[Given instruction] Transcribe each line exactly.

-- Start Rows --

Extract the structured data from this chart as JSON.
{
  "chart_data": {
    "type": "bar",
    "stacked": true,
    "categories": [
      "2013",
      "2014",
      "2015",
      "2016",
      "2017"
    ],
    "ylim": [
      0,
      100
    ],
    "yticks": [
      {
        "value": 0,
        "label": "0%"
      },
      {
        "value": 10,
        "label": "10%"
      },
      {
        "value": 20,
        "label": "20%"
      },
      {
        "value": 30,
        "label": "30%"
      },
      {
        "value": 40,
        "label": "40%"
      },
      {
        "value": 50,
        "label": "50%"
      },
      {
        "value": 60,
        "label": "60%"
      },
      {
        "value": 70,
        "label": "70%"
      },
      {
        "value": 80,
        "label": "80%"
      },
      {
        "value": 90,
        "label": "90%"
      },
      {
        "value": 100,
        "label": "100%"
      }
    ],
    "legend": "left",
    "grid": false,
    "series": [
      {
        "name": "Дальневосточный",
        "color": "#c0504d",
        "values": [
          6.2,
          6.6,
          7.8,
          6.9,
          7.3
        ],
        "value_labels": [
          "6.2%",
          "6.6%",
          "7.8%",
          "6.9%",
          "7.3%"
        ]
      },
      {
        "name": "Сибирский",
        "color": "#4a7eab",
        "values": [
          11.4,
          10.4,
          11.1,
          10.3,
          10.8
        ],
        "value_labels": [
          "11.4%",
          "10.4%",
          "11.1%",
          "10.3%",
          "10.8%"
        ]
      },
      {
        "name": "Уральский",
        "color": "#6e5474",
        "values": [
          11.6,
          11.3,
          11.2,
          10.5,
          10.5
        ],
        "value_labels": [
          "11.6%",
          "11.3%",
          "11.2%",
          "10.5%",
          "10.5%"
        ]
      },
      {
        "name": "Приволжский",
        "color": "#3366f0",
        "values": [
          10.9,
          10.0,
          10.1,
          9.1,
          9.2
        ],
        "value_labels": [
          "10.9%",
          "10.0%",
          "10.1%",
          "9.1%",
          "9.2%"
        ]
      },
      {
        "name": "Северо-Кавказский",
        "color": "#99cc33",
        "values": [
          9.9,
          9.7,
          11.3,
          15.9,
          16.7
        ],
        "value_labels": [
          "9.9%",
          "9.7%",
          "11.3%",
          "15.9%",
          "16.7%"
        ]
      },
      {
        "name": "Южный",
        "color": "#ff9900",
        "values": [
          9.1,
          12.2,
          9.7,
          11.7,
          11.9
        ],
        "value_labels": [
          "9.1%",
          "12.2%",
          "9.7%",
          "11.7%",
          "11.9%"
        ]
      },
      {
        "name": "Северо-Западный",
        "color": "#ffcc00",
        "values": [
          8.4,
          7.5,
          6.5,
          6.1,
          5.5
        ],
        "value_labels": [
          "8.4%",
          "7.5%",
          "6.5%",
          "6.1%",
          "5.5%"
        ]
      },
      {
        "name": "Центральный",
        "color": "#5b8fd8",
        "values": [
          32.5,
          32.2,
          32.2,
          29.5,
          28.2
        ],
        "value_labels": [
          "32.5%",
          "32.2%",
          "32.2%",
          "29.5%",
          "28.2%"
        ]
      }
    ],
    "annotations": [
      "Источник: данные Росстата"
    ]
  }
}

-- End Rows --

[Solution below]
Extract the structured data from this chart as JSON.
{
  "chart_data": {
    "type": "bar",
    "stacked": true,
    "categories": [
      "2013",
      "2014",
      "2015",
      "2016",
      "2017"
    ],
    "ylim": [
      0,
      100
    ],
    "yticks": [
      {
        "value": 0,
        "label": "0%"
      },
      {
        "value": 10,
        "label": "10%"
      },
      {
        "value": 20,
        "label": "20%"
      },
      {
        "value": 30,
        "label": "30%"
      },
      {
        "value": 40,
        "label": "40%"
      },
      {
        "value": 50,
        "label": "50%"
      },
      {
        "value": 60,
        "label": "60%"
      },
      {
        "value": 70,
        "label": "70%"
      },
      {
        "value": 80,
        "label": "80%"
      },
      {
        "value": 90,
        "label": "90%"
      },
      {
        "value": 100,
        "label": "100%"
      }
    ],
    "legend": "left",
    "grid": false,
    "series": [
      {
        "name": "Дальневосточный",
        "color": "#c0504d",
        "values": [
          6.2,
          6.6,
          7.8,
          6.9,
          7.3
        ],
        "value_labels": [
          "6.2%",
          "6.6%",
          "7.8%",
          "6.9%",
          "7.3%"
        ]
      },
      {
        "name": "Сибирский",
        "color": "#4a7eab",
        "values": [
          11.4,
          10.4,
          11.1,
          10.3,
          10.8
        ],
        "value_labels": [
          "11.4%",
          "10.4%",
          "11.1%",
          "10.3%",
          "10.8%"
        ]
      },
      {
        "name": "Уральский",
        "color": "#6e5474",
        "values": [
          11.6,
          11.3,
          11.2,
          10.5,
          10.5
        ],
        "value_labels": [
          "11.6%",
          "11.3%",
          "11.2%",
          "10.5%",
          "10.5%"
        ]
      },
      {
        "name": "Приволжский",
        "color": "#3366f0",
        "values": [
          10.9,
          10.0,
          10.1,
          9.1,
          9.2
        ],
        "value_labels": [
          "10.9%",
          "10.0%",
          "10.1%",
          "9.1%",
          "9.2%"
        ]
      },
      {
        "name": "Северо-Кавказский",
        "color": "#99cc33",
        "values": [
          9.9,
          9.7,
          11.3,
          15.9,
          16.7
        ],
        "value_labels": [
          "9.9%",
          "9.7%",
          "11.3%",
          "15.9%",
          "16.7%"
        ]
      },
      {
        "name": "Южный",
        "color": "#ff9900",
        "values": [
          9.1,
          12.2,
          9.7,
          11.7,
          11.9
        ],
        "value_labels": [
          "9.1%",
          "12.2%",
          "9.7%",
          "11.7%",
          "11.9%"
        ]
      },
      {
        "name": "Северо-Западный",
        "color": "#ffcc00",
        "values": [
          8.4,
          7.5,
          6.5,
          6.1,
          5.5
        ],
        "value_labels": [
          "8.4%",
          "7.5%",
          "6.5%",
          "6.1%",
          "5.5%"
        ]
      },
      {
        "name": "Центральный",
        "color": "#5b8fd8",
        "values": [
          32.5,
          32.2,
          32.2,
          29.5,
          28.2
        ],
        "value_labels": [
          "32.5%",
          "32.2%",
          "32.2%",
          "29.5%",
          "28.2%"
        ]
      }
    ],
    "annotations": [
      "Источник: данные Росстата"
    ]
  }
}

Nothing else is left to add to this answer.